• REQUIRED TASK: Search the listing below for the word "others" and copy each line that holds it.

★ ★ ★ ★ ★

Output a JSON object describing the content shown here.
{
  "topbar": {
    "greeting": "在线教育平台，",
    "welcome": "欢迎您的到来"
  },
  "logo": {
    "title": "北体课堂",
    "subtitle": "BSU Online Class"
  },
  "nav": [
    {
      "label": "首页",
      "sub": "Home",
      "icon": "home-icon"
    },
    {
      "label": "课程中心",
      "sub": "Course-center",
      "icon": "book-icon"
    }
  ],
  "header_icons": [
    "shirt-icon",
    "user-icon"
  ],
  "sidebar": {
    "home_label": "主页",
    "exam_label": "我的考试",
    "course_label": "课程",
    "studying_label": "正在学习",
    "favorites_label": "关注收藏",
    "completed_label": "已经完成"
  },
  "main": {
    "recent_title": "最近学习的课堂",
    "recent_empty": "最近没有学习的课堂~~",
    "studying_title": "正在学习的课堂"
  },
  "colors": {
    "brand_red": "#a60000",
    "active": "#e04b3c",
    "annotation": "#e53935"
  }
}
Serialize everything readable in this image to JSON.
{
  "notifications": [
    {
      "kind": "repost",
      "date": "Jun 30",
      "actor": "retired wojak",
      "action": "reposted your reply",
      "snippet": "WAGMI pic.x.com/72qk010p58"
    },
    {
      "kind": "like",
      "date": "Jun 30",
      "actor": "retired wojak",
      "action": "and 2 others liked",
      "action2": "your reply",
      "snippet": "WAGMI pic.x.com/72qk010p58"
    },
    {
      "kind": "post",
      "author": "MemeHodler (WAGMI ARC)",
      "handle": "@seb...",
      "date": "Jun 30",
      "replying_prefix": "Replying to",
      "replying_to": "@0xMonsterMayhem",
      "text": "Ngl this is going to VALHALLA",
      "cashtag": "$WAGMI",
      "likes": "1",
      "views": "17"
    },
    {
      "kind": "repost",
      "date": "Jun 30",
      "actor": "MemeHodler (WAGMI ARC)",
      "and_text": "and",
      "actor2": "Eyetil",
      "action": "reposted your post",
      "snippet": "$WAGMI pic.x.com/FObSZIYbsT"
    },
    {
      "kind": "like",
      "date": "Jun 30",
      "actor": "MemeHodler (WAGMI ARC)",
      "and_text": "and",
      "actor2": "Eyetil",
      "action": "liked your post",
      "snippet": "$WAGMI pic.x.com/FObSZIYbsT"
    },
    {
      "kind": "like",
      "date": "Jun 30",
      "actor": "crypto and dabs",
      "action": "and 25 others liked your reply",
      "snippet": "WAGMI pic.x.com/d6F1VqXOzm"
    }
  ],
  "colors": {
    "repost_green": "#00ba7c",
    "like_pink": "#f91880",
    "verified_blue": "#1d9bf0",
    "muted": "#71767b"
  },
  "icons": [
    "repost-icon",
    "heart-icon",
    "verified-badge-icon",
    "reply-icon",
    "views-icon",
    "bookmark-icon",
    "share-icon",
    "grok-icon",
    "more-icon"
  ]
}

★ ★ ★ ★ ★

• RESULT FOR THIS EXERCISE:
      "action": "and 2 others liked",
      "action": "and 25 others liked your reply",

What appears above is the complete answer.